Stated task: Copy every line of the listing that holds the string "supersaturated".

Working data:
******

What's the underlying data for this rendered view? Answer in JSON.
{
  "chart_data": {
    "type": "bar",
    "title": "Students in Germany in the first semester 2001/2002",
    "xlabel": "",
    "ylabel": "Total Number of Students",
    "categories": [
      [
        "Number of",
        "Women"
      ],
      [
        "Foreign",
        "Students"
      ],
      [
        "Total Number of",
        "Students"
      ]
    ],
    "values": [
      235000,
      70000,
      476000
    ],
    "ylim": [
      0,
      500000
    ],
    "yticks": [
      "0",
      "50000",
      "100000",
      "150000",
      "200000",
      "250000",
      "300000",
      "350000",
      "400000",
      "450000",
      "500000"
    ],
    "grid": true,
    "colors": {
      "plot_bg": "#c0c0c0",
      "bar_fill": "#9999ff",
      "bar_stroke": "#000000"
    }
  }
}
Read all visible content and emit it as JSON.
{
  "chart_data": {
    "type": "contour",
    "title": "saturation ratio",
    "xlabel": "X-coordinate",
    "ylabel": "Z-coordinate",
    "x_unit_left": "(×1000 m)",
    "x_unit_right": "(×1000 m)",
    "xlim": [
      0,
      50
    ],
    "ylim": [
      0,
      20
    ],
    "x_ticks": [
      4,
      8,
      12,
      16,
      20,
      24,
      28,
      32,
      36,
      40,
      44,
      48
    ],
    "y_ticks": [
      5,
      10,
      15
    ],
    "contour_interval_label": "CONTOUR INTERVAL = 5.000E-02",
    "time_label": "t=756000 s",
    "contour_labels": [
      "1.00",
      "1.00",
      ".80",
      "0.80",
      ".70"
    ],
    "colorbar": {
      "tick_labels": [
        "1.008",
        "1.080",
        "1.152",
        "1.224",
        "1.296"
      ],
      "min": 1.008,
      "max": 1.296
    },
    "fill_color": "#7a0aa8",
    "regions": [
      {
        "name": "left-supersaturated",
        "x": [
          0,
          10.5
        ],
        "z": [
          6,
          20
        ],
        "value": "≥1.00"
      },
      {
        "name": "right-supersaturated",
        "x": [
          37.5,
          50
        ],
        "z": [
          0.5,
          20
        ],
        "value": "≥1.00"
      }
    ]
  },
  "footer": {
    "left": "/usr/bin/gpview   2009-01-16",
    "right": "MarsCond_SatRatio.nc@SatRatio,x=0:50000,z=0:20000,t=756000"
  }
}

******

Exercise solution:
        "name": "left-supersaturated",
        "name": "right-supersaturated",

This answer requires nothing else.